PROBLEM REQUIREMENTS → Find and copy every line in the records that includes the string "Kaupunkikeskustan".

+++

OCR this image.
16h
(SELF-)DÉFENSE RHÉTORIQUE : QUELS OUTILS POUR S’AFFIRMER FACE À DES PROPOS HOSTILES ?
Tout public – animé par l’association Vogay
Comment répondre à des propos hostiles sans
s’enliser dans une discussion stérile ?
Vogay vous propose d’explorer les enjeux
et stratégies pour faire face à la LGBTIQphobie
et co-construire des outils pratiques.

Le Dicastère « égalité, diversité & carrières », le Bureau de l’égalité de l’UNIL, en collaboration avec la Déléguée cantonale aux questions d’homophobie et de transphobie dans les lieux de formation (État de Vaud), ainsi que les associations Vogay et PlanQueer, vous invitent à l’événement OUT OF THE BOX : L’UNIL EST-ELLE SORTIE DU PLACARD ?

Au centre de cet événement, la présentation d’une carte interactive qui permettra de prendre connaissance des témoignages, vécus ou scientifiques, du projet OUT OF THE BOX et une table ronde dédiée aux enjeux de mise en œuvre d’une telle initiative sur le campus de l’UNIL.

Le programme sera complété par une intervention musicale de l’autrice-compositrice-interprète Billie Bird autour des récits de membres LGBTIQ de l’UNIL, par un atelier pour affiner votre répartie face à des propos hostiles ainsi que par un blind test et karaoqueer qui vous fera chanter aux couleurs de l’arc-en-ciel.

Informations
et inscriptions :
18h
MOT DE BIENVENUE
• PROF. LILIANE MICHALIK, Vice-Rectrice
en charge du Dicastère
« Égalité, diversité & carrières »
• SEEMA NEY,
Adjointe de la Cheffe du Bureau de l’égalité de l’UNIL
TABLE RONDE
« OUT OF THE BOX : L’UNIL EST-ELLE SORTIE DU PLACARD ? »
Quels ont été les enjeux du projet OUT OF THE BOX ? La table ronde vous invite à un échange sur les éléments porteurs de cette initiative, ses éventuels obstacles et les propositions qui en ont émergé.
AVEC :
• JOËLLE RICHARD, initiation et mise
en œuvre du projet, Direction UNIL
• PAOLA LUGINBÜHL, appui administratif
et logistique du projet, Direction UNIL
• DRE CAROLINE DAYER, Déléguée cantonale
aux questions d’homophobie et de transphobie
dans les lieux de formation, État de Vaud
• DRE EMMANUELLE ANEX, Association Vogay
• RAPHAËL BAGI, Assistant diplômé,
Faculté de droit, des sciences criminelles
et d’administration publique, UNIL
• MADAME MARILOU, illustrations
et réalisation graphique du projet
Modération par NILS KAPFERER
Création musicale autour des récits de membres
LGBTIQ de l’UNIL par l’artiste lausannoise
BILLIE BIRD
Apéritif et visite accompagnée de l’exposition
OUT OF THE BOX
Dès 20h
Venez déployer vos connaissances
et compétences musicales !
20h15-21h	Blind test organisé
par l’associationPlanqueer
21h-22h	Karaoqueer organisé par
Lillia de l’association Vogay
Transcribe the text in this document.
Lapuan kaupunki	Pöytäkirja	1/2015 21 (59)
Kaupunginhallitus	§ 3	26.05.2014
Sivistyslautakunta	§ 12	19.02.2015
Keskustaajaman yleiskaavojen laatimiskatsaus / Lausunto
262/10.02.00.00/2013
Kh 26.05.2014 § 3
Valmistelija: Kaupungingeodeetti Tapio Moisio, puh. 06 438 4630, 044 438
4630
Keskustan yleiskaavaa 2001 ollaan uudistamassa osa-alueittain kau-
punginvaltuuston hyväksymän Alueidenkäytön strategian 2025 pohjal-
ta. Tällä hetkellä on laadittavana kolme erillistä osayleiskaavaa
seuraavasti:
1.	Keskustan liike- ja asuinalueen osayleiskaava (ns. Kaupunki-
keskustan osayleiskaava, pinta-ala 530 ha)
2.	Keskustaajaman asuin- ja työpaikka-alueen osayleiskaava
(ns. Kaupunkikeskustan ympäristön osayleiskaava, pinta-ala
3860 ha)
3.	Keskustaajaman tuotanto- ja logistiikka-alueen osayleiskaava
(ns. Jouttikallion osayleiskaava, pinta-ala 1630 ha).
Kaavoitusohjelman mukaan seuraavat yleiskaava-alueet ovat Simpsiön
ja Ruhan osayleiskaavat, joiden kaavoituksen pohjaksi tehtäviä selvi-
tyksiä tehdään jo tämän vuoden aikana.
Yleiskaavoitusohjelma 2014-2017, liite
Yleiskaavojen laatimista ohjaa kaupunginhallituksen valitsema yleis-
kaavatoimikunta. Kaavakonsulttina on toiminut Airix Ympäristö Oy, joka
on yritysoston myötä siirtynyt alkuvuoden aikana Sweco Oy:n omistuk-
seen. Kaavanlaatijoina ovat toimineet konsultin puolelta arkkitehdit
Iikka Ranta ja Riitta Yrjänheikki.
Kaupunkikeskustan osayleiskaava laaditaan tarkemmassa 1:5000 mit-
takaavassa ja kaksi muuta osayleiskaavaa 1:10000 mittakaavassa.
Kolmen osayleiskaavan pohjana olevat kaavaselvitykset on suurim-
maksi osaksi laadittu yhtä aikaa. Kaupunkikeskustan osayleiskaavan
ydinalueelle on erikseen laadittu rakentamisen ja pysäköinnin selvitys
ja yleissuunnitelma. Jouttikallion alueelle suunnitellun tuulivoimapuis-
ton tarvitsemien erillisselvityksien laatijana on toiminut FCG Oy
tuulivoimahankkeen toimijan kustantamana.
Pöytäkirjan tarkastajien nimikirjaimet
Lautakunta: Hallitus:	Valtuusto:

+++

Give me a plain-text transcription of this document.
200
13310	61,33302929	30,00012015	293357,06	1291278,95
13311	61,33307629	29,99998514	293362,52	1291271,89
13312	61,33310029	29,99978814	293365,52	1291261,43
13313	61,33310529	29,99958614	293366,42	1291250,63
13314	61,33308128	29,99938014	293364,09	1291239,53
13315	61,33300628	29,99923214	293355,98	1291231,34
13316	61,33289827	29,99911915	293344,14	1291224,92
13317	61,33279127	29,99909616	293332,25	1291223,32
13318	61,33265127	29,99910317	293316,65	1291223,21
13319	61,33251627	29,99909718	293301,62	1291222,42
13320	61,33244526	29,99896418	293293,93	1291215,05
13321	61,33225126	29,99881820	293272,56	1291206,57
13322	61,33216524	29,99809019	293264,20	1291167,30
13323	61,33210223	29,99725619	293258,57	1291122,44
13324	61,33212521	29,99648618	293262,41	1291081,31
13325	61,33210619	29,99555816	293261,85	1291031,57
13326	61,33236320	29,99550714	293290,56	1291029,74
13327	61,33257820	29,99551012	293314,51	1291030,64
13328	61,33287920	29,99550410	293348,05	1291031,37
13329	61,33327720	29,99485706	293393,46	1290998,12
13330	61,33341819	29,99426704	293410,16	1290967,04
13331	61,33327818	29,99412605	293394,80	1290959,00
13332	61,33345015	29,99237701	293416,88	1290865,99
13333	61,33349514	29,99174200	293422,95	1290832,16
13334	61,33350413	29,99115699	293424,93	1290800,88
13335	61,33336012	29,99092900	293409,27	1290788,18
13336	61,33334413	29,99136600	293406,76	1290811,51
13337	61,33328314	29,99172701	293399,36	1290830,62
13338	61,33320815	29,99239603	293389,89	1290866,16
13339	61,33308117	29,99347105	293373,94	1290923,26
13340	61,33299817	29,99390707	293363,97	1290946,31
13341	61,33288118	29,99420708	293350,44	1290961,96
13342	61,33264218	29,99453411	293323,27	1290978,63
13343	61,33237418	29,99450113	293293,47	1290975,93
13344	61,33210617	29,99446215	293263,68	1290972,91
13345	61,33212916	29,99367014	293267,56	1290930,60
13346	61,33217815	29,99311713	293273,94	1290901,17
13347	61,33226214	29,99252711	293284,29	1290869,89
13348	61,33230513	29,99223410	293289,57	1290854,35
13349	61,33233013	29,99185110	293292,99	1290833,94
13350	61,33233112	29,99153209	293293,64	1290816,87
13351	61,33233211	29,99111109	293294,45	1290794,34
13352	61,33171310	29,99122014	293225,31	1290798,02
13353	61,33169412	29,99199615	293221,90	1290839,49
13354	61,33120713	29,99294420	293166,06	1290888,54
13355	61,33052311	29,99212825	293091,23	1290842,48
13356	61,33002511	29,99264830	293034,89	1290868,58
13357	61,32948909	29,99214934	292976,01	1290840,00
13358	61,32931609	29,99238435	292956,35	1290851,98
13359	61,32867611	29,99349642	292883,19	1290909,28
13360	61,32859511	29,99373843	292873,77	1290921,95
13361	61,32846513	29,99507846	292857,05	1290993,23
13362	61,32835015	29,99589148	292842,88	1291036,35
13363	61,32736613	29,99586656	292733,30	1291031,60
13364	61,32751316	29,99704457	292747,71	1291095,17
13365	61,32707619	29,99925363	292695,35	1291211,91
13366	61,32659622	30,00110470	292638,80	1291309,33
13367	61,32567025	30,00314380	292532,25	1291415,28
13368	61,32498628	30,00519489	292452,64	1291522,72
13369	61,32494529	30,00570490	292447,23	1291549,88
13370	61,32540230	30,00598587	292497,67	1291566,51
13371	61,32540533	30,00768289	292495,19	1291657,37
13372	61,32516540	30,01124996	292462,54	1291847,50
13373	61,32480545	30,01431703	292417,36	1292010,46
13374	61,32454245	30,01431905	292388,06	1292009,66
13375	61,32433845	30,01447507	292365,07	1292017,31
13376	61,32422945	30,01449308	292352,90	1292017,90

+++

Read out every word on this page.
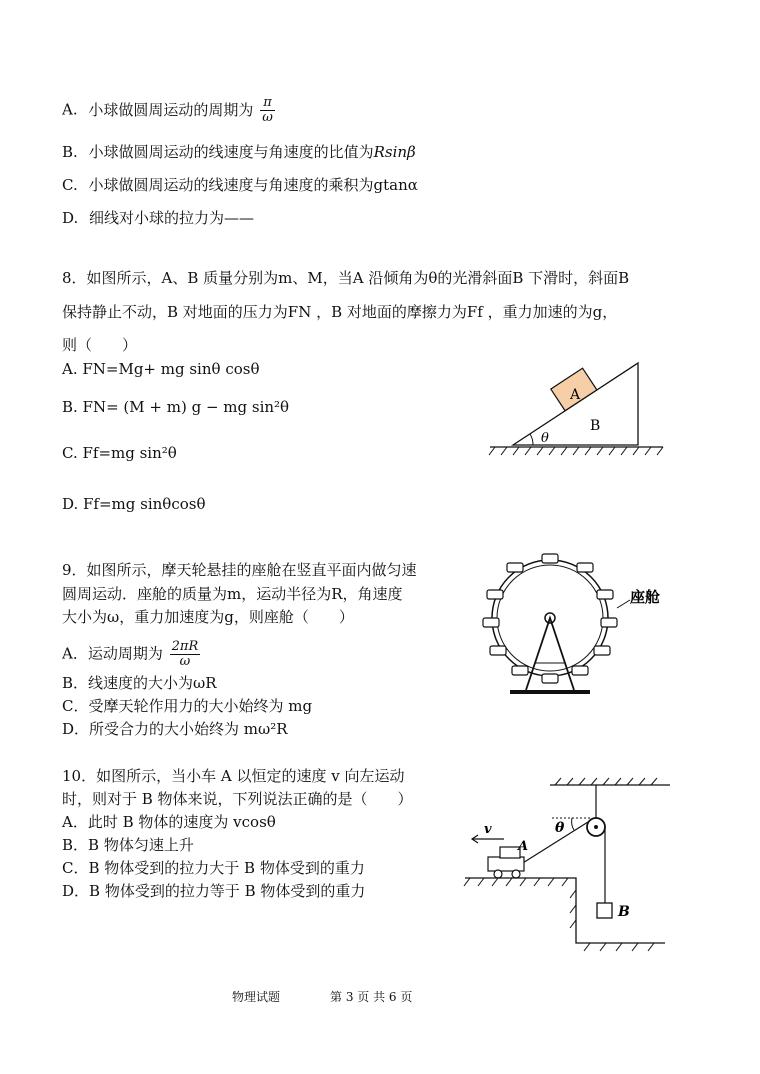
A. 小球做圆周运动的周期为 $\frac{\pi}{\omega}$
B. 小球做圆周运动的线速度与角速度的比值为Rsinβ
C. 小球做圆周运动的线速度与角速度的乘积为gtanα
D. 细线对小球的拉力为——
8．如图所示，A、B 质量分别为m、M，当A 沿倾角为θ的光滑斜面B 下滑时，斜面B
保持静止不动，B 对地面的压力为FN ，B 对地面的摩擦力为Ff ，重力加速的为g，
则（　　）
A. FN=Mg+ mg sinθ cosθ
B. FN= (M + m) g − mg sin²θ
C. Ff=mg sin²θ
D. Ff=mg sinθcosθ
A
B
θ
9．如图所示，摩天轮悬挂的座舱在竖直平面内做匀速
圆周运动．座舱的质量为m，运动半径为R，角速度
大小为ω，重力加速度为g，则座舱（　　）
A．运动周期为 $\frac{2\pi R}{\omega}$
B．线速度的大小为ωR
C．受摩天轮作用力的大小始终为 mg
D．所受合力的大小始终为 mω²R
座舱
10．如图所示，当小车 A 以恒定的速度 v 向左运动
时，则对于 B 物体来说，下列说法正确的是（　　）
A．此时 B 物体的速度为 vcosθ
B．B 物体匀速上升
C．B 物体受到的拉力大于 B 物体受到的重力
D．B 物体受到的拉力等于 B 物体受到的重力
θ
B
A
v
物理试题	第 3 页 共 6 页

+++

RESPONSE BELOW →
(ns. Kaupunkikeskustan ympäristön osayleiskaava, pinta-ala
Kaupunkikeskustan osayleiskaava laaditaan tarkemmassa 1:5000 mit-
maksi osaksi laadittu yhtä aikaa. Kaupunkikeskustan osayleiskaavan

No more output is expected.